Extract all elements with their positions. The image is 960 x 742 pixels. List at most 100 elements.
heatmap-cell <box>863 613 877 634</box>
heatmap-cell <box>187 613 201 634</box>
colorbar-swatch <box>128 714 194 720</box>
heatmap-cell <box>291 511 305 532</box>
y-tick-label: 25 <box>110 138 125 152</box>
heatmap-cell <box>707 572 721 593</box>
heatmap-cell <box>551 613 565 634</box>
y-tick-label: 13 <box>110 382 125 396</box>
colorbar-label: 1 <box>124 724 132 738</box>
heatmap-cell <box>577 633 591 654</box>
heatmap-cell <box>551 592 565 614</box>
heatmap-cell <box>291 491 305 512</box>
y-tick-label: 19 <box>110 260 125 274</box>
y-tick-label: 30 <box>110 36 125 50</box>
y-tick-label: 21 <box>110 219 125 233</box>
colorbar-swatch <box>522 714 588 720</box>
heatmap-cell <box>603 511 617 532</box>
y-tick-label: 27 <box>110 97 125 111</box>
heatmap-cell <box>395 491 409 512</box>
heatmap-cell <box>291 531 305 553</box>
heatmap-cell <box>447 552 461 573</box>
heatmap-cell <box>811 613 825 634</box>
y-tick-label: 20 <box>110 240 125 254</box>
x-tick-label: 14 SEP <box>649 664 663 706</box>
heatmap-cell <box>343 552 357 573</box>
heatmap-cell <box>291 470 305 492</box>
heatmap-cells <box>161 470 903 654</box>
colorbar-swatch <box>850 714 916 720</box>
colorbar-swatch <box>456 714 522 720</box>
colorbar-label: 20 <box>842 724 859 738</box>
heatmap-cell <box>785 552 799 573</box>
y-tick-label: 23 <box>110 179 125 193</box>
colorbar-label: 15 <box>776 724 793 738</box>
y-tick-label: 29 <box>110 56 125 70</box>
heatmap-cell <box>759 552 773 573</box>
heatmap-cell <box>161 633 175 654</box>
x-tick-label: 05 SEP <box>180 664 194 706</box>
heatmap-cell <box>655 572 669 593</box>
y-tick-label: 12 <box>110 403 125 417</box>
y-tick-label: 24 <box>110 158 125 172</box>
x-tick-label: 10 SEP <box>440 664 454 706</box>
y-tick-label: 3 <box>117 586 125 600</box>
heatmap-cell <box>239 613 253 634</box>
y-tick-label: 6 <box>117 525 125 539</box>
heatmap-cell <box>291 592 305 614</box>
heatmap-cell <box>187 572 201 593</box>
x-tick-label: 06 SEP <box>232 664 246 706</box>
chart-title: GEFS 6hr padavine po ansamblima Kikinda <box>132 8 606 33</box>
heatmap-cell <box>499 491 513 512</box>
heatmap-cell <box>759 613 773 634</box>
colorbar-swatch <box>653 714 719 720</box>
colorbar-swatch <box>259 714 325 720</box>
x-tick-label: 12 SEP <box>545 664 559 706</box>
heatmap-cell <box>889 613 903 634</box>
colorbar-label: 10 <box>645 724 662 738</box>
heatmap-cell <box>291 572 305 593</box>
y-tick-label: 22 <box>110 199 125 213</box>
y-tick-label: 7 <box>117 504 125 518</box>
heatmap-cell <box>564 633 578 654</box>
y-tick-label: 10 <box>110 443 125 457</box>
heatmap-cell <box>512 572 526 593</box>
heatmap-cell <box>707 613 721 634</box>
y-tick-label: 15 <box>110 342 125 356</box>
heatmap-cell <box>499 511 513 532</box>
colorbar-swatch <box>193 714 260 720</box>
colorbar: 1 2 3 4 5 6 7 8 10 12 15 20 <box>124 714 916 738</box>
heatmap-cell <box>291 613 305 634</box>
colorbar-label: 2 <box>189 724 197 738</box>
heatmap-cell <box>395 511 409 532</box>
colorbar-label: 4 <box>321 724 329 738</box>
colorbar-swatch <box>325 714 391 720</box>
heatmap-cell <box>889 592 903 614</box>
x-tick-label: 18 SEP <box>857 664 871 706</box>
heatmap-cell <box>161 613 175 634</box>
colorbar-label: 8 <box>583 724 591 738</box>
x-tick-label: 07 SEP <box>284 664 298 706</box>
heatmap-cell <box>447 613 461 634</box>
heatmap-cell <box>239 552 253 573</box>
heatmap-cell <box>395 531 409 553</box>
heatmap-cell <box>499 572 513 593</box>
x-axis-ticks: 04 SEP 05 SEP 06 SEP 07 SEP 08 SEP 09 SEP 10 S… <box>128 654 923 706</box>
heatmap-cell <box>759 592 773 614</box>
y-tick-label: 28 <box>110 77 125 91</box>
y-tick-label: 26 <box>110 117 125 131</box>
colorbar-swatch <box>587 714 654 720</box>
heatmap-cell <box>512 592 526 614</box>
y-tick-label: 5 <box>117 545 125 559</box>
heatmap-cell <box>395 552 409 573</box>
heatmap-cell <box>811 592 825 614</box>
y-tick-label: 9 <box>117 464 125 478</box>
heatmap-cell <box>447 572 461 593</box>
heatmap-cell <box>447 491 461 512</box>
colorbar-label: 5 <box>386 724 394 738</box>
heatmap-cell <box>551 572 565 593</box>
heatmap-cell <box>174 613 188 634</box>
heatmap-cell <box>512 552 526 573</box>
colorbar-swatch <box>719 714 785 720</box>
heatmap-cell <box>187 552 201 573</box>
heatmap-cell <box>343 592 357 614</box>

::::::

STATED GOAL
Convert everything from the start of the rows down to and including the line containing "y-tick-label: 21 <box>110 219 125 233</box>" into a JSON list of strings, with one string per line and blank lines omitted.

SOLUTION TO THIS EXERCISE
[
  "Extract all elements with their positions. The image is 960 x 742 pixels. List at most 100 elements.",
  "heatmap-cell <box>863 613 877 634</box>",
  "heatmap-cell <box>187 613 201 634</box>",
  "colorbar-swatch <box>128 714 194 720</box>",
  "heatmap-cell <box>291 511 305 532</box>",
  "y-tick-label: 25 <box>110 138 125 152</box>",
  "heatmap-cell <box>707 572 721 593</box>",
  "heatmap-cell <box>551 613 565 634</box>",
  "y-tick-label: 13 <box>110 382 125 396</box>",
  "colorbar-label: 1 <box>124 724 132 738</box>",
  "heatmap-cell <box>577 633 591 654</box>",
  "heatmap-cell <box>551 592 565 614</box>",
  "heatmap-cell <box>291 491 305 512</box>",
  "y-tick-label: 19 <box>110 260 125 274</box>",
  "y-tick-label: 30 <box>110 36 125 50</box>",
  "y-tick-label: 21 <box>110 219 125 233</box>"
]